EXERCISE DIRECTIONS:
Copy out all the records, word for word.

INPUT RECORDS:
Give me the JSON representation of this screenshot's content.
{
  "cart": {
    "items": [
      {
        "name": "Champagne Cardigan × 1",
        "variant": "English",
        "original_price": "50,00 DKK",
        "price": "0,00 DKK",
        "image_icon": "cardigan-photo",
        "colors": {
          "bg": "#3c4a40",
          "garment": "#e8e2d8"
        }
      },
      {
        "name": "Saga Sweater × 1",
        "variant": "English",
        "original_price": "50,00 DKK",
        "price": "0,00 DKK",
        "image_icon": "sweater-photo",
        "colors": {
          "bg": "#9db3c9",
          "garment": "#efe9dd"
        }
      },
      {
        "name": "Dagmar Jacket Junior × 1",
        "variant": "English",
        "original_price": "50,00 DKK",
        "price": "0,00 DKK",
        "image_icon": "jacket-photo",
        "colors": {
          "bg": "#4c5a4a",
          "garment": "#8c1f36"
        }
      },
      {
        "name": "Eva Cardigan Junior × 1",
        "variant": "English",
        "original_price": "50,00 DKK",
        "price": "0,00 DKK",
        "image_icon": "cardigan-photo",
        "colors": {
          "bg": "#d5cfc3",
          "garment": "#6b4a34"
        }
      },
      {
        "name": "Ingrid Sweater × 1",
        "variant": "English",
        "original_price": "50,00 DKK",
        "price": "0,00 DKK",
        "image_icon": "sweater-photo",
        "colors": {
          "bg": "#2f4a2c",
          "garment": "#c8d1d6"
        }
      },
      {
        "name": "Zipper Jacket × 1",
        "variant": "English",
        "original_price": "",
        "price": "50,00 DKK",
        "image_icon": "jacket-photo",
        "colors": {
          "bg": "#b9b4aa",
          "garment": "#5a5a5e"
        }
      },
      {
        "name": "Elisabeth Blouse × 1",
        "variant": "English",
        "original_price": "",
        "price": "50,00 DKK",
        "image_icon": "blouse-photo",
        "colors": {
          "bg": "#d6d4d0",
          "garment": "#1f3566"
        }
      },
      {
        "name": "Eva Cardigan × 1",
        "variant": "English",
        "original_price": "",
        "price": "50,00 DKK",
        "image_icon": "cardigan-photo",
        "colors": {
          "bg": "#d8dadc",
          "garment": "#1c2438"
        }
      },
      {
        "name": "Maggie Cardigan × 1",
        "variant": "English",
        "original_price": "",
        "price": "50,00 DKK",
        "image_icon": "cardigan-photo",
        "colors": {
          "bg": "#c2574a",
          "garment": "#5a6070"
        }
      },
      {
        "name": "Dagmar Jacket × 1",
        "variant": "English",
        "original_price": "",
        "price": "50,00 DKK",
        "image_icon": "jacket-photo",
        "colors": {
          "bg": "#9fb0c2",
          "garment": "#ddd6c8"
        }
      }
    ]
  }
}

CORRECT RESULT:
Give me the JSON representation of this screenshot's content.
{
  "cart": {
    "items": [
      {
        "name": "Champagne Cardigan × 1",
        "variant": "English",
        "original_price": "50,00 DKK",
        "price": "0,00 DKK",
        "image_icon": "cardigan-photo",
        "colors": {
          "bg": "#3c4a40",
          "garment": "#e8e2d8"
        }
      },
      {
        "name": "Saga Sweater × 1",
        "variant": "English",
        "original_price": "50,00 DKK",
        "price": "0,00 DKK",
        "image_icon": "sweater-photo",
        "colors": {
          "bg": "#9db3c9",
          "garment": "#efe9dd"
        }
      },
      {
        "name": "Dagmar Jacket Junior × 1",
        "variant": "English",
        "original_price": "50,00 DKK",
        "price": "0,00 DKK",
        "image_icon": "jacket-photo",
        "colors": {
          "bg": "#4c5a4a",
          "garment": "#8c1f36"
        }
      },
      {
        "name": "Eva Cardigan Junior × 1",
        "variant": "English",
        "original_price": "50,00 DKK",
        "price": "0,00 DKK",
        "image_icon": "cardigan-photo",
        "colors": {
          "bg": "#d5cfc3",
          "garment": "#6b4a34"
        }
      },
      {
        "name": "Ingrid Sweater × 1",
        "variant": "English",
        "original_price": "50,00 DKK",
        "price": "0,00 DKK",
        "image_icon": "sweater-photo",
        "colors": {
          "bg": "#2f4a2c",
          "garment": "#c8d1d6"
        }
      },
      {
        "name": "Zipper Jacket × 1",
        "variant": "English",
        "original_price": "",
        "price": "50,00 DKK",
        "image_icon": "jacket-photo",
        "colors": {
          "bg": "#b9b4aa",
          "garment": "#5a5a5e"
        }
      },
      {
        "name": "Elisabeth Blouse × 1",
        "variant": "English",
        "original_price": "",
        "price": "50,00 DKK",
        "image_icon": "blouse-photo",
        "colors": {
          "bg": "#d6d4d0",
          "garment": "#1f3566"
        }
      },
      {
        "name": "Eva Cardigan × 1",
        "variant": "English",
        "original_price": "",
        "price": "50,00 DKK",
        "image_icon": "cardigan-photo",
        "colors": {
          "bg": "#d8dadc",
          "garment": "#1c2438"
        }
      },
      {
        "name": "Maggie Cardigan × 1",
        "variant": "English",
        "original_price": "",
        "price": "50,00 DKK",
        "image_icon": "cardigan-photo",
        "colors": {
          "bg": "#c2574a",
          "garment": "#5a6070"
        }
      },
      {
        "name": "Dagmar Jacket × 1",
        "variant": "English",
        "original_price": "",
        "price": "50,00 DKK",
        "image_icon": "jacket-photo",
        "colors": {
          "bg": "#9fb0c2",
          "garment": "#ddd6c8"
        }
      }
    ]
  }
}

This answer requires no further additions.